• **Goal of the exercise**
Retype each entry below, keeping every character the same.

[Stored records]
■ ■ ■ ■ ■
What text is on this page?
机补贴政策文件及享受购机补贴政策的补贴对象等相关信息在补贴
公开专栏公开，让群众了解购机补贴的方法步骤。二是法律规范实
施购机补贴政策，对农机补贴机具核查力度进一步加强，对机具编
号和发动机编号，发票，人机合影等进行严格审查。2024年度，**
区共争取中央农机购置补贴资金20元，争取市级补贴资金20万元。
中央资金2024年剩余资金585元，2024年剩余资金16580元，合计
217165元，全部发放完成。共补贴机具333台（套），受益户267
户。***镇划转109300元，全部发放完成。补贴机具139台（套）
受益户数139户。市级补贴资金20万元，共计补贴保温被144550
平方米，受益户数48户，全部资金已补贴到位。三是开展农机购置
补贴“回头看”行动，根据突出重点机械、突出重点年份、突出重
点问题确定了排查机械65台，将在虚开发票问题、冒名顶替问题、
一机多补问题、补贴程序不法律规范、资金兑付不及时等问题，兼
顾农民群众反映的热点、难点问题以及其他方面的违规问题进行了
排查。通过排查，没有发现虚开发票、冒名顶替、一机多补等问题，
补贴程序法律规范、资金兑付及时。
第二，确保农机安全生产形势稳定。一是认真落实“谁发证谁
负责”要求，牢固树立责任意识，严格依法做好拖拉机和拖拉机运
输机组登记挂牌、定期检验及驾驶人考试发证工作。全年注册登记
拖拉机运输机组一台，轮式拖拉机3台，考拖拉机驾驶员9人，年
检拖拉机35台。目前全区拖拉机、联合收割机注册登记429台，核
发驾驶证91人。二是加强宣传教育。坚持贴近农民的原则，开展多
■ ■ ■ ■ ■
• **Complete response**
What text is on this page?
机补贴政策文件及享受购机补贴政策的补贴对象等相关信息在补贴
公开专栏公开，让群众了解购机补贴的方法步骤。二是法律规范实
施购机补贴政策，对农机补贴机具核查力度进一步加强，对机具编
号和发动机编号，发票，人机合影等进行严格审查。2024年度，**
区共争取中央农机购置补贴资金20元，争取市级补贴资金20万元。
中央资金2024年剩余资金585元，2024年剩余资金16580元，合计
217165元，全部发放完成。共补贴机具333台（套），受益户267
户。***镇划转109300元，全部发放完成。补贴机具139台（套）
受益户数139户。市级补贴资金20万元，共计补贴保温被144550
平方米，受益户数48户，全部资金已补贴到位。三是开展农机购置
补贴“回头看”行动，根据突出重点机械、突出重点年份、突出重
点问题确定了排查机械65台，将在虚开发票问题、冒名顶替问题、
一机多补问题、补贴程序不法律规范、资金兑付不及时等问题，兼
顾农民群众反映的热点、难点问题以及其他方面的违规问题进行了
排查。通过排查，没有发现虚开发票、冒名顶替、一机多补等问题，
补贴程序法律规范、资金兑付及时。
第二，确保农机安全生产形势稳定。一是认真落实“谁发证谁
负责”要求，牢固树立责任意识，严格依法做好拖拉机和拖拉机运
输机组登记挂牌、定期检验及驾驶人考试发证工作。全年注册登记
拖拉机运输机组一台，轮式拖拉机3台，考拖拉机驾驶员9人，年
检拖拉机35台。目前全区拖拉机、联合收割机注册登记429台，核
发驾驶证91人。二是加强宣传教育。坚持贴近农民的原则，开展多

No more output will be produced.